## start

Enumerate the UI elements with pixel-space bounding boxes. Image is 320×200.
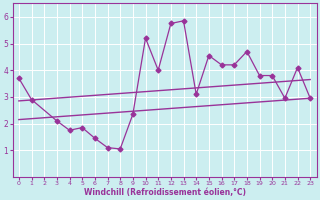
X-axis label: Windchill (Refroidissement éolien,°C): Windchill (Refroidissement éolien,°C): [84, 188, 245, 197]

## end
## start

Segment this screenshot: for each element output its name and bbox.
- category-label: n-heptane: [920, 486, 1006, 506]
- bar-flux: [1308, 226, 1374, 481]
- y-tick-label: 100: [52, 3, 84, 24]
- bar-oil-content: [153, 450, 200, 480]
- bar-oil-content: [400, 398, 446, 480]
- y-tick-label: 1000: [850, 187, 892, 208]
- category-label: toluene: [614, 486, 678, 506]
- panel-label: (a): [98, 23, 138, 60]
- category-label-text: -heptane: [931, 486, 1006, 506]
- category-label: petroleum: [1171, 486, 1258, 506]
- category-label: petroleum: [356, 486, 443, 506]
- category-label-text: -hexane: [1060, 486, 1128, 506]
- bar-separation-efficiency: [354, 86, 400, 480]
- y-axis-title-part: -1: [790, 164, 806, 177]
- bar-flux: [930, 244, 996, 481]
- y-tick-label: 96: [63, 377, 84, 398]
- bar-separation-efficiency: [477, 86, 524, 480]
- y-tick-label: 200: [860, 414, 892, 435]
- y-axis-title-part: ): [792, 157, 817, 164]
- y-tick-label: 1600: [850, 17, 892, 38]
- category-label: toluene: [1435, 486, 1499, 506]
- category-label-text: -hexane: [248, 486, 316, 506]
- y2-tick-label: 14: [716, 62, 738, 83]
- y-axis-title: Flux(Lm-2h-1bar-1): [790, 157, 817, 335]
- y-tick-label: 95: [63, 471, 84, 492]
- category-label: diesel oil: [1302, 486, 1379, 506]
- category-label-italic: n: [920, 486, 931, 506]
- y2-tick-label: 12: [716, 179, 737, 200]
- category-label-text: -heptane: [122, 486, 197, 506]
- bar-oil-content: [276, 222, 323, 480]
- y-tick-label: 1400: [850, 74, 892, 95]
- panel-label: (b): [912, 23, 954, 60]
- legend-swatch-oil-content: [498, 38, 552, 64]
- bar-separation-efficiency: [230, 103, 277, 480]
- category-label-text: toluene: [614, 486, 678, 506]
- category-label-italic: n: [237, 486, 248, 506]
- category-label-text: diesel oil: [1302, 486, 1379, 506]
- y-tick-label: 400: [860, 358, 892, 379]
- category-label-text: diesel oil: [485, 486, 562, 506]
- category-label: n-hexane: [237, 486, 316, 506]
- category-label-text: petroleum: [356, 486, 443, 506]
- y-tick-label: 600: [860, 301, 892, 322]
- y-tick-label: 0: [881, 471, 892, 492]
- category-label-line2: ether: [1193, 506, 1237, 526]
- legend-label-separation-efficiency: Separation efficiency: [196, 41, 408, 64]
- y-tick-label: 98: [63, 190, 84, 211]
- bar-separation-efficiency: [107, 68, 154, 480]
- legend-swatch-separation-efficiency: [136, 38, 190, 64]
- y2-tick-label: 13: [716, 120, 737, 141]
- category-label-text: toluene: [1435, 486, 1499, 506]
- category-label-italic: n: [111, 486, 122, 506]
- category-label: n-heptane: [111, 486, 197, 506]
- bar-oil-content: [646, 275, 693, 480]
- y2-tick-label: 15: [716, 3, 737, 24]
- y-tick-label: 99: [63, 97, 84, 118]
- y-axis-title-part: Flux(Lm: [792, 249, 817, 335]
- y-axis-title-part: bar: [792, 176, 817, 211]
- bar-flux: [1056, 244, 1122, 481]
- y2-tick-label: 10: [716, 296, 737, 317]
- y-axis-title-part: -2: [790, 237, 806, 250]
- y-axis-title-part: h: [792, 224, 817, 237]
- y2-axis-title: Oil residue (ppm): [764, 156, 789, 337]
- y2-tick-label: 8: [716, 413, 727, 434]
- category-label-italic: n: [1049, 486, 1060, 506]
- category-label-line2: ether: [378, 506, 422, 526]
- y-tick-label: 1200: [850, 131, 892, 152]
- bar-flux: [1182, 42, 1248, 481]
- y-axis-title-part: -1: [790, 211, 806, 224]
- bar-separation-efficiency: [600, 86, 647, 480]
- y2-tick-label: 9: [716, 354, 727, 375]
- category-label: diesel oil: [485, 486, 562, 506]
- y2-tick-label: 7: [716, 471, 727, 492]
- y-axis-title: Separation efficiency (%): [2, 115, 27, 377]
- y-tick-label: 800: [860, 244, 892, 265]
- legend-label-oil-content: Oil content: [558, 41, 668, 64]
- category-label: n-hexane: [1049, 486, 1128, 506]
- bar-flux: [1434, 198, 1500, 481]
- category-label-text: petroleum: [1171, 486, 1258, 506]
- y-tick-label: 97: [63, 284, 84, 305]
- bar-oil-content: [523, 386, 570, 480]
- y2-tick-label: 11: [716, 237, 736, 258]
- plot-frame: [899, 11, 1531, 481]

## end
## start

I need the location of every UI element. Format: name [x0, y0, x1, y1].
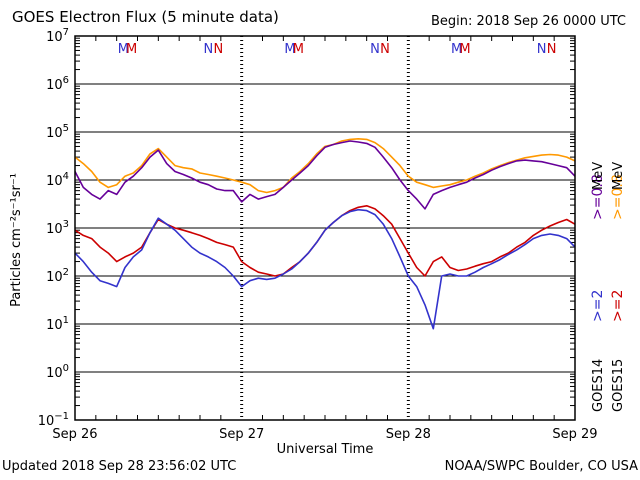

## end

**THE PROBLEM:**
Convert the lines starting at the line containing "Segment this screenshot: for" and ending at the line containing "- y-axis-title-part: ): [792, 157, 817, 164]" into a Markdown table with the columns Row and Line, numbering each row and skipping blank lines.

**FINAL ANSWER:**
| Row | Line |
|---|---|
| 1 | Segment this screenshot: for each element output its name and bbox. |
| 2 | - category-label: n-heptane: [920, 486, 1006, 506] |
| 3 | - bar-flux: [1308, 226, 1374, 481] |
| 4 | - y-tick-label: 100: [52, 3, 84, 24] |
| 5 | - bar-oil-content: [153, 450, 200, 480] |
| 6 | - bar-oil-content: [400, 398, 446, 480] |
| 7 | - y-tick-label: 1000: [850, 187, 892, 208] |
| 8 | - category-label: toluene: [614, 486, 678, 506] |
| 9 | - panel-label: (a): [98, 23, 138, 60] |
| 10 | - category-label-text: -heptane: [931, 486, 1006, 506] |
| 11 | - category-label: petroleum: [1171, 486, 1258, 506] |
| 12 | - category-label: petroleum: [356, 486, 443, 506] |
| 13 | - category-label-text: -hexane: [1060, 486, 1128, 506] |
| 14 | - bar-separation-efficiency: [354, 86, 400, 480] |
| 15 | - y-axis-title-part: -1: [790, 164, 806, 177] |
| 16 | - bar-flux: [930, 244, 996, 481] |
| 17 | - y-tick-label: 96: [63, 377, 84, 398] |
| 18 | - bar-separation-efficiency: [477, 86, 524, 480] |
| 19 | - y-tick-label: 200: [860, 414, 892, 435] |
| 20 | - y-axis-title-part: ): [792, 157, 817, 164] |